Can the data below be set down again exactly, line for line?
═════ Data shown
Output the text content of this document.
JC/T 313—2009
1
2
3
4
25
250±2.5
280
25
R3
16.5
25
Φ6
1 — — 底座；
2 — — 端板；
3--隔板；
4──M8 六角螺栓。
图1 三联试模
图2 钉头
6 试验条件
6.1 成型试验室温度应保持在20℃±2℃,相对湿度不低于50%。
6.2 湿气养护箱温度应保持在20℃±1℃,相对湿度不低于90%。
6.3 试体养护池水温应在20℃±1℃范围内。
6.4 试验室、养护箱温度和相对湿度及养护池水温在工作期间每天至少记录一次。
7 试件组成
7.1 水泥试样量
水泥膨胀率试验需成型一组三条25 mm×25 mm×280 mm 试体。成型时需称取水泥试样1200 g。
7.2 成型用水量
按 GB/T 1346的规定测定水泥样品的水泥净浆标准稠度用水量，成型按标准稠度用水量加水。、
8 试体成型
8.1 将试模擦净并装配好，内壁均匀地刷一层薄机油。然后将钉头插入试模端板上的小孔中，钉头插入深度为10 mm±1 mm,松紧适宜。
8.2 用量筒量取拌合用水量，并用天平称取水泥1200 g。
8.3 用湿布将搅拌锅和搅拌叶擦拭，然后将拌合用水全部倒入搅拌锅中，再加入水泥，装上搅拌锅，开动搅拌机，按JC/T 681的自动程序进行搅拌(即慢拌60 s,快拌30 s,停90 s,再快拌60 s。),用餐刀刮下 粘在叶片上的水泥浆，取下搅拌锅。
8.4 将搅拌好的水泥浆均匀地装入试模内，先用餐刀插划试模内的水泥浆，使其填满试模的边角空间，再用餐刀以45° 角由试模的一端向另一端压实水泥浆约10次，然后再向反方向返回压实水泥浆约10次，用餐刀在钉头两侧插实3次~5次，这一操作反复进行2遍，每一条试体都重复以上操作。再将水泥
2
══════════
* Task answer
Output the text content of this document.
JC/T 313—2009
1
2
3
4
25
250±2.5
280
25
R3
16.5
25
Φ6
1 — — 底座；
2 — — 端板；
3--隔板；
4──M8 六角螺栓。
图1 三联试模
图2 钉头
6 试验条件
6.1 成型试验室温度应保持在20℃±2℃,相对湿度不低于50%。
6.2 湿气养护箱温度应保持在20℃±1℃,相对湿度不低于90%。
6.3 试体养护池水温应在20℃±1℃范围内。
6.4 试验室、养护箱温度和相对湿度及养护池水温在工作期间每天至少记录一次。
7 试件组成
7.1 水泥试样量
水泥膨胀率试验需成型一组三条25 mm×25 mm×280 mm 试体。成型时需称取水泥试样1200 g。
7.2 成型用水量
按 GB/T 1346的规定测定水泥样品的水泥净浆标准稠度用水量，成型按标准稠度用水量加水。、
8 试体成型
8.1 将试模擦净并装配好，内壁均匀地刷一层薄机油。然后将钉头插入试模端板上的小孔中，钉头插入深度为10 mm±1 mm,松紧适宜。
8.2 用量筒量取拌合用水量，并用天平称取水泥1200 g。
8.3 用湿布将搅拌锅和搅拌叶擦拭，然后将拌合用水全部倒入搅拌锅中，再加入水泥，装上搅拌锅，开动搅拌机，按JC/T 681的自动程序进行搅拌(即慢拌60 s,快拌30 s,停90 s,再快拌60 s。),用餐刀刮下 粘在叶片上的水泥浆，取下搅拌锅。
8.4 将搅拌好的水泥浆均匀地装入试模内，先用餐刀插划试模内的水泥浆，使其填满试模的边角空间，再用餐刀以45° 角由试模的一端向另一端压实水泥浆约10次，然后再向反方向返回压实水泥浆约10次，用餐刀在钉头两侧插实3次~5次，这一操作反复进行2遍，每一条试体都重复以上操作。再将水泥
2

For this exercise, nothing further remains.